**INSTRUCTIONS FOR THE TASK**.
Pick every line with "party" from the material below.

Records about charts and figures:

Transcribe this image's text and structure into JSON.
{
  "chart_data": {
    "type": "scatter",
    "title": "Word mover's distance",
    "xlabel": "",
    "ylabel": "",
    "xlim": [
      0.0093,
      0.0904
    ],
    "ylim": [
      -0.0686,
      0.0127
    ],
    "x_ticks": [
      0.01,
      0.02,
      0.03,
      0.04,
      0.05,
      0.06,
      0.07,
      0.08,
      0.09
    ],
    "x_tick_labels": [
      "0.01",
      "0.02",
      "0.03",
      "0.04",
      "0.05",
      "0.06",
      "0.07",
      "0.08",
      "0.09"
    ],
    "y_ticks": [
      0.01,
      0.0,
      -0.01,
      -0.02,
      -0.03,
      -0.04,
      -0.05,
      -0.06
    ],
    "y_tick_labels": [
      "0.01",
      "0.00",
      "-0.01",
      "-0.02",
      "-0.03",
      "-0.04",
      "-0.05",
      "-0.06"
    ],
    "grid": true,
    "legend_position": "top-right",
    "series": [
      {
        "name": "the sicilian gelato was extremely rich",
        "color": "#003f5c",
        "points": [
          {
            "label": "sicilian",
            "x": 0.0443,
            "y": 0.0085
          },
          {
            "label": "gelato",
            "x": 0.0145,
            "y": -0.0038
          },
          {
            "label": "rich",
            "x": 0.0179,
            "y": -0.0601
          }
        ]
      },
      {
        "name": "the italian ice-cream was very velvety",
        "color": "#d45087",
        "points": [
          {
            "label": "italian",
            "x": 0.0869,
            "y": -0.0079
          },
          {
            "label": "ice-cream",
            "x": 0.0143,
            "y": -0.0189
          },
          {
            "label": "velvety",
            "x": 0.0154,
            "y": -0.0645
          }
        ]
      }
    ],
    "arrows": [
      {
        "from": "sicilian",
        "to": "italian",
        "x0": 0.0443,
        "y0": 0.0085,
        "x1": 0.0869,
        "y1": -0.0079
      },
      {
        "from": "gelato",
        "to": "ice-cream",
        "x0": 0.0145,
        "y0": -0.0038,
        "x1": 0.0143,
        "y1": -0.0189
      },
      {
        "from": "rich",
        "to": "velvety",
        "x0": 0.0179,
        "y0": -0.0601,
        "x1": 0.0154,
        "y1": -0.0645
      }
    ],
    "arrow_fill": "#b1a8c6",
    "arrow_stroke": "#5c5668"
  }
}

* * *

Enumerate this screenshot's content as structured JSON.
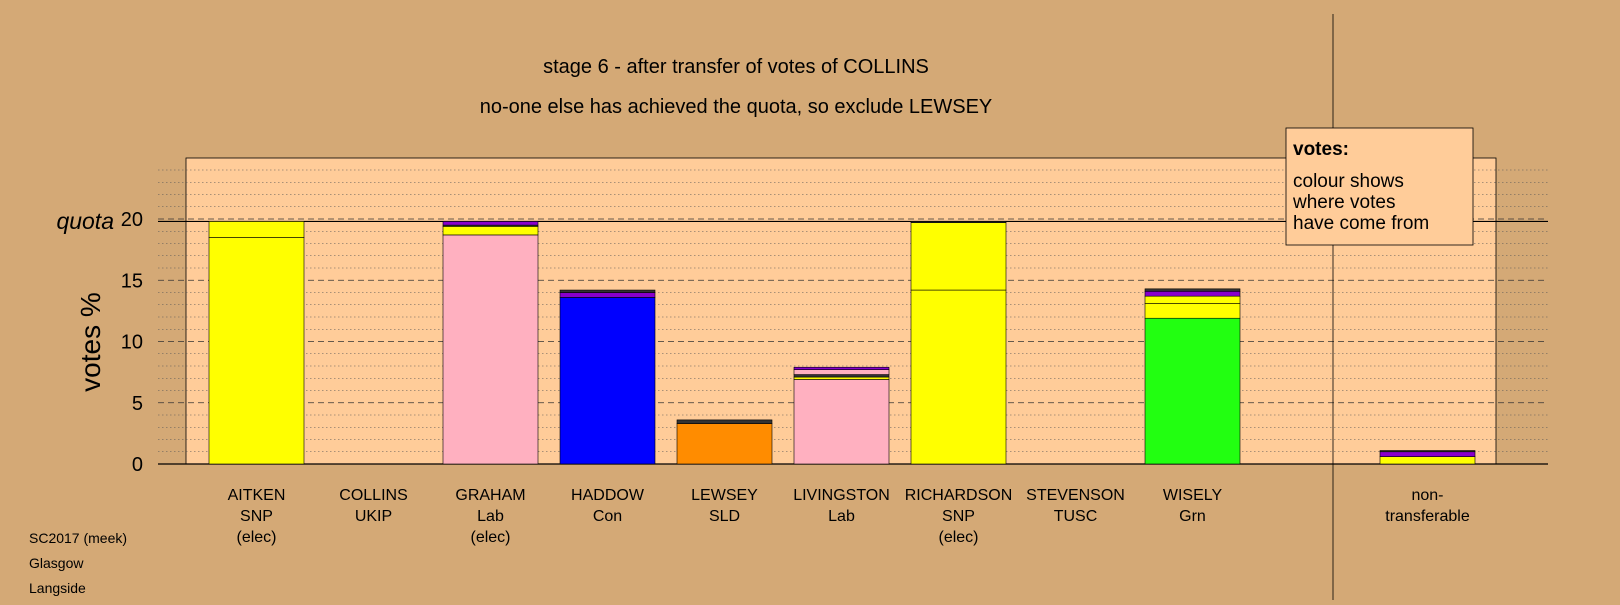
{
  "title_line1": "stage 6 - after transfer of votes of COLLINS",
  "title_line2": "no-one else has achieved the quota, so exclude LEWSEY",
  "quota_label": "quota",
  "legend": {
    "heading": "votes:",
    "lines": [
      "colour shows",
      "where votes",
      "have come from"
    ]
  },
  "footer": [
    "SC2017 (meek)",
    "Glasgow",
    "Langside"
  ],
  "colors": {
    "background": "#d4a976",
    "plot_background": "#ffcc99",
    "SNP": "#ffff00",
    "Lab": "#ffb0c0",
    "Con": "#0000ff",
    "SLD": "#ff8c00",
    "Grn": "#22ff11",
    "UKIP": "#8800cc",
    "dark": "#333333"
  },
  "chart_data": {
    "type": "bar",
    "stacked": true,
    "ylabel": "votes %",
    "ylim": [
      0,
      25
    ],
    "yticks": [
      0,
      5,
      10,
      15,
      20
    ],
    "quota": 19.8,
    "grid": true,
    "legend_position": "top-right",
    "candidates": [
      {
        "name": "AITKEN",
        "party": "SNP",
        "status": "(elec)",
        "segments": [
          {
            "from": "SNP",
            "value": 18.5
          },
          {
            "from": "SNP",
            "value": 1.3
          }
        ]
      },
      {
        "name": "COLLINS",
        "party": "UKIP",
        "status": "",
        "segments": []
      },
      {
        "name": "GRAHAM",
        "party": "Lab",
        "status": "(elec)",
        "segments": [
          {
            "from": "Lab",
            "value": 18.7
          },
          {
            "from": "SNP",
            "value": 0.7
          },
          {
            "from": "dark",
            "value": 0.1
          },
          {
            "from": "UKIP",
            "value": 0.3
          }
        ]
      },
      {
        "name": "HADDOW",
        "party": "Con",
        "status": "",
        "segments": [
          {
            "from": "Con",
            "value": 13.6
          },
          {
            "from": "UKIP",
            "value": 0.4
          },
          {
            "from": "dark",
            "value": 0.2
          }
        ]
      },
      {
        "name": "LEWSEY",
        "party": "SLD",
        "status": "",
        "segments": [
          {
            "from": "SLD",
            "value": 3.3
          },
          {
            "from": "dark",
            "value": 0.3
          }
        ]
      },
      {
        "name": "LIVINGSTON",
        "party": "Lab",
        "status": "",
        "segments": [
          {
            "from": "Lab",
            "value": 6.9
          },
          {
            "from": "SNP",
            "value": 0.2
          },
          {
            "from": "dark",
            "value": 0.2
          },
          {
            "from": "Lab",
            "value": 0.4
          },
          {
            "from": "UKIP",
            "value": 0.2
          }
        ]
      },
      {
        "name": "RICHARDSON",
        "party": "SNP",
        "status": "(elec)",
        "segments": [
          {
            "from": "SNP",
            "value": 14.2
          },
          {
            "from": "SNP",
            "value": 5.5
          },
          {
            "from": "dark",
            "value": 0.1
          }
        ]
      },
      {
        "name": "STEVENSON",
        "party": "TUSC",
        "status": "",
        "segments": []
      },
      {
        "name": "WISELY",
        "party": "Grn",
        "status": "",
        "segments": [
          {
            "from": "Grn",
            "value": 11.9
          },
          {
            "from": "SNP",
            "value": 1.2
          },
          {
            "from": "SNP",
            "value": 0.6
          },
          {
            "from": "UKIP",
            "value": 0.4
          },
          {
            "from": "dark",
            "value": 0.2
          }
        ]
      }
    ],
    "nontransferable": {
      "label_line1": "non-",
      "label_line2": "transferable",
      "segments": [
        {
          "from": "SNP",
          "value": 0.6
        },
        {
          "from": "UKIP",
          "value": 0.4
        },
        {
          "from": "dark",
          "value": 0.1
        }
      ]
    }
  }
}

**ANSWER FOR THE TASK**.
        "party": "SNP",
        "party": "UKIP",
        "party": "Lab",
        "party": "Con",
        "party": "SLD",
        "party": "Lab",
        "party": "SNP",
        "party": "TUSC",
        "party": "Grn",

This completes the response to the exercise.